MATERIALS PROVIDED
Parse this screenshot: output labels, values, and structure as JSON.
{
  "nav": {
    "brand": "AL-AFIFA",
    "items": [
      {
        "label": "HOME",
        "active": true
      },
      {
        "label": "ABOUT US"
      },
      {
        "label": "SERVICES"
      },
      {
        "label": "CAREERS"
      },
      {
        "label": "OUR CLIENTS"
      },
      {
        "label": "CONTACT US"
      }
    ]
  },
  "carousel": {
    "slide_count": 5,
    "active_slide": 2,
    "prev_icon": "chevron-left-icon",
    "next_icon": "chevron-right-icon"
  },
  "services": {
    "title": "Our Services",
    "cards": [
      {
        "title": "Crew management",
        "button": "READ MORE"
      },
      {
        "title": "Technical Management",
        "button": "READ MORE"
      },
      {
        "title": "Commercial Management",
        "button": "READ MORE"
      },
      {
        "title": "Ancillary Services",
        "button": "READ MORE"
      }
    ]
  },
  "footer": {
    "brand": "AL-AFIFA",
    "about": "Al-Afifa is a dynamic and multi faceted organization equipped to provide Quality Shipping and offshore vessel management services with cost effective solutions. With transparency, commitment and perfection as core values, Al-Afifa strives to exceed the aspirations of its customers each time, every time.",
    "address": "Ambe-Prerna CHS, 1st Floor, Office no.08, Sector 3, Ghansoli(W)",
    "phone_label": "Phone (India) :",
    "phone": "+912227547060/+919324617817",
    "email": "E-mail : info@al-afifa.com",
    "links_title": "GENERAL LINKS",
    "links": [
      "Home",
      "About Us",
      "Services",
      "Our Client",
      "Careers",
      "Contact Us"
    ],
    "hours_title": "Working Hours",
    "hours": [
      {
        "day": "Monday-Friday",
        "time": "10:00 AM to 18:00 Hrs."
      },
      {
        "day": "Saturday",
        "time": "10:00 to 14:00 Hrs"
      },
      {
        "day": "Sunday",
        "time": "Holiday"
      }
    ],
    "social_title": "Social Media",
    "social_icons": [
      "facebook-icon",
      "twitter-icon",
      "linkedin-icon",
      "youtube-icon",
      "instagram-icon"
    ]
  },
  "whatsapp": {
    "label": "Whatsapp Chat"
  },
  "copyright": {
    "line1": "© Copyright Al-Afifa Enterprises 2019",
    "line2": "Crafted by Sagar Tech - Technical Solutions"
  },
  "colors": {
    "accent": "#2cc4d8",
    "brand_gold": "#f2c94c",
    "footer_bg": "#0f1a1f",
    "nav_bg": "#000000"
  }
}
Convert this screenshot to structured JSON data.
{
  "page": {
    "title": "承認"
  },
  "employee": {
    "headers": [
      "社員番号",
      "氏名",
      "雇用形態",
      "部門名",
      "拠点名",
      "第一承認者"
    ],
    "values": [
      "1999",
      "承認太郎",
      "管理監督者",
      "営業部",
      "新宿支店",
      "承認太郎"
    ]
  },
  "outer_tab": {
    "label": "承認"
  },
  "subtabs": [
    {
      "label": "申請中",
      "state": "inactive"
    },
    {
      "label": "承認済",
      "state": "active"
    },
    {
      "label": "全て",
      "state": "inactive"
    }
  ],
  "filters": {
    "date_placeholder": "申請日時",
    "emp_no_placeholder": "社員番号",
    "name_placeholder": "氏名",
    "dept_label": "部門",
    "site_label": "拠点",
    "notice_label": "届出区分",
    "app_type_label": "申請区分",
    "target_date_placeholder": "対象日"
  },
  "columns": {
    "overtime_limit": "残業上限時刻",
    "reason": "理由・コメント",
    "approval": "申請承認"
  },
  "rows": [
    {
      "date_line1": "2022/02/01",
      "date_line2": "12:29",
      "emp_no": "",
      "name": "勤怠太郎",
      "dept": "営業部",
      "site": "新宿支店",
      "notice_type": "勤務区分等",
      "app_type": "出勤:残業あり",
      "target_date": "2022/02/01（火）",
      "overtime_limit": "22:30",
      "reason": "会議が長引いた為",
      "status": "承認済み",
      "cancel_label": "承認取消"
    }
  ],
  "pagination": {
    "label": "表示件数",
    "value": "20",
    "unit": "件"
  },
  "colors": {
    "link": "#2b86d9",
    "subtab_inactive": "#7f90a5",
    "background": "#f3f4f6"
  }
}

SET TASK
Say the number of lines in the records above that include the string "Technical", and no more.

REPLY TO THE TASK
2